--- start of EXTRACTED RECORDS ---

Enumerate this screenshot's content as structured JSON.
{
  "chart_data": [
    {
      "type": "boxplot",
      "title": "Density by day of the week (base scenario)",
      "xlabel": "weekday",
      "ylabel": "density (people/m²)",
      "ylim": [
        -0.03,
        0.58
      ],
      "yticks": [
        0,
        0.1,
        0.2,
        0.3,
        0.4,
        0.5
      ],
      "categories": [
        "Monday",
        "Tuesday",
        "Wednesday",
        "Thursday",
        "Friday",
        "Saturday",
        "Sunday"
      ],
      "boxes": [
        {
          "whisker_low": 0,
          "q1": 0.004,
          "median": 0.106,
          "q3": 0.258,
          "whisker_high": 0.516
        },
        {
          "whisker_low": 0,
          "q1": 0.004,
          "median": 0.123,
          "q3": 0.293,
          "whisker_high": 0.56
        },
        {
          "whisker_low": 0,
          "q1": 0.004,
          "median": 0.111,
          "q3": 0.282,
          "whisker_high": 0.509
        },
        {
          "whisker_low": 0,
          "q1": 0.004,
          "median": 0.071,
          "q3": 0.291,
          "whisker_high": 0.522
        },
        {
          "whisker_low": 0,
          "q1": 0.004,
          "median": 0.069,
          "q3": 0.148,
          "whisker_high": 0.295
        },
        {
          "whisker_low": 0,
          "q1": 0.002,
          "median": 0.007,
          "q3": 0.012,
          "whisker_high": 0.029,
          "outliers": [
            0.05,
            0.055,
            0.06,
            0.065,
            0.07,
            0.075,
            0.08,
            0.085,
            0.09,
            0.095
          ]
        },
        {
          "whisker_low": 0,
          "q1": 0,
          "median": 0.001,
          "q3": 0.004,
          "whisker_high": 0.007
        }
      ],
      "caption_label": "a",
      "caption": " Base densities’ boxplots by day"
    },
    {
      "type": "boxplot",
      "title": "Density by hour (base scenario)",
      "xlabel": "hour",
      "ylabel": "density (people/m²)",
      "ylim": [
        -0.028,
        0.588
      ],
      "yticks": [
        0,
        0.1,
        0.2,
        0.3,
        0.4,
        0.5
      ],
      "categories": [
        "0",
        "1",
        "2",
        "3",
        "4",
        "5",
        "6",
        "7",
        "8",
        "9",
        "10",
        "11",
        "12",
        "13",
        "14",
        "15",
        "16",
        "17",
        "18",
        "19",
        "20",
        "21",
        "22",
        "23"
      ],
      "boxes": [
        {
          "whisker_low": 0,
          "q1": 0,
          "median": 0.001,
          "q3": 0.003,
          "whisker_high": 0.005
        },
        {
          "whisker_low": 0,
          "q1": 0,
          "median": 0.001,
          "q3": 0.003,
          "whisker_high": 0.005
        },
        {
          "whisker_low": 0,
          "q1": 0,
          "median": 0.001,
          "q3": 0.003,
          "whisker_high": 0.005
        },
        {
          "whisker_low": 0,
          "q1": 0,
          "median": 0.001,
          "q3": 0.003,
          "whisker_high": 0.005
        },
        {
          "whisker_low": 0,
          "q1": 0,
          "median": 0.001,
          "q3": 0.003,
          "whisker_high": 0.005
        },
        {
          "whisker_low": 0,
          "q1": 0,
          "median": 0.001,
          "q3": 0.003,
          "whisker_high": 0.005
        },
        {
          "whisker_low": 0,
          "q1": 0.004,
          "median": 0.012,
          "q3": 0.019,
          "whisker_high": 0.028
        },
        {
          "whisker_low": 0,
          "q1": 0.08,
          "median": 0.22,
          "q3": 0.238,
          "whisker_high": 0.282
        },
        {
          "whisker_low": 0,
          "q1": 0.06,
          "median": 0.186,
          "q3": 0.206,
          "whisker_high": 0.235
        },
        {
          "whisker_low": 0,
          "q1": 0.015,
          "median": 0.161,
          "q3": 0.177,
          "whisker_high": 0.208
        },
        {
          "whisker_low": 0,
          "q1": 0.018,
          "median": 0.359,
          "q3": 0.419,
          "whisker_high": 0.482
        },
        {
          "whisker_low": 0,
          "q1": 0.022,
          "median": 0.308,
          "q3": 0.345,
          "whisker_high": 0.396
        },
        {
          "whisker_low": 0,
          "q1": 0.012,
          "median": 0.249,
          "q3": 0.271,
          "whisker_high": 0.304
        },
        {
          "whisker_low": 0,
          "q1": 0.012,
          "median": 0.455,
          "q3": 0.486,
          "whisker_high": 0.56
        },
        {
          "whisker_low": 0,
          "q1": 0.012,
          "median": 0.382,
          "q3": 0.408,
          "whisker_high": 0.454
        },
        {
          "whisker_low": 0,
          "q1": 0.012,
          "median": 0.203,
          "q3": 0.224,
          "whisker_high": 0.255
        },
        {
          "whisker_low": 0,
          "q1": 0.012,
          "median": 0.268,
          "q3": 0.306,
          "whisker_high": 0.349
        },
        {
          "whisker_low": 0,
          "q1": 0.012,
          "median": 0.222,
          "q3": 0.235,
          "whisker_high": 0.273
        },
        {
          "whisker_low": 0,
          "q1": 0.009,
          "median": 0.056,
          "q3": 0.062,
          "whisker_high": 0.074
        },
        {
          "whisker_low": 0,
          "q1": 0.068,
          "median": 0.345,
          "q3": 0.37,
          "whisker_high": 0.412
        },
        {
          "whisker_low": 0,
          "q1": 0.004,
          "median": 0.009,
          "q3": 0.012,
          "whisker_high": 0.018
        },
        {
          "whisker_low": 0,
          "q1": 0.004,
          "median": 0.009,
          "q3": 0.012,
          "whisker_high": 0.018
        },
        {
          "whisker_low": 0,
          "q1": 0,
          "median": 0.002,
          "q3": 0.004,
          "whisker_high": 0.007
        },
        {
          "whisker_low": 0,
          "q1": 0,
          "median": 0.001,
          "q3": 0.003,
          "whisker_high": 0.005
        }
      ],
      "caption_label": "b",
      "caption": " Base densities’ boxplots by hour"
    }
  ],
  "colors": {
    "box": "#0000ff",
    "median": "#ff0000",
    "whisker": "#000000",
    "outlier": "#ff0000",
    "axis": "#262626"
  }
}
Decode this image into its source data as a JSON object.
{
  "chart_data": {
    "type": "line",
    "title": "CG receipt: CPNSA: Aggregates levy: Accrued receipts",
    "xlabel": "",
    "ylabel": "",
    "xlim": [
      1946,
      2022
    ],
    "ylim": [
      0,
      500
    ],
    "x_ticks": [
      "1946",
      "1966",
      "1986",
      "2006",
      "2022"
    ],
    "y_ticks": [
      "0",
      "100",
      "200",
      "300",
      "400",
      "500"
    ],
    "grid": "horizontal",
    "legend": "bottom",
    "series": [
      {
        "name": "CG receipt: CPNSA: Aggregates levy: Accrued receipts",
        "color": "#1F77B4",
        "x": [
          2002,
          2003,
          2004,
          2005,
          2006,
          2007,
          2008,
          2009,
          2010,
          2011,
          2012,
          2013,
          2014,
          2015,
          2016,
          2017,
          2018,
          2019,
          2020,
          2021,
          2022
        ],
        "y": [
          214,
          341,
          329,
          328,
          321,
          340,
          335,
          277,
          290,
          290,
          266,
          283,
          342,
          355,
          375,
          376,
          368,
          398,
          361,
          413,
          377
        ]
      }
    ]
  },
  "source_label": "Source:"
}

--- end of EXTRACTED RECORDS ---

WRITTEN TASK: Extract every line containing the string "receipt" from the data above.

FULL ANSWER:
    "title": "CG receipt: CPNSA: Aggregates levy: Accrued receipts",
        "name": "CG receipt: CPNSA: Aggregates levy: Accrued receipts",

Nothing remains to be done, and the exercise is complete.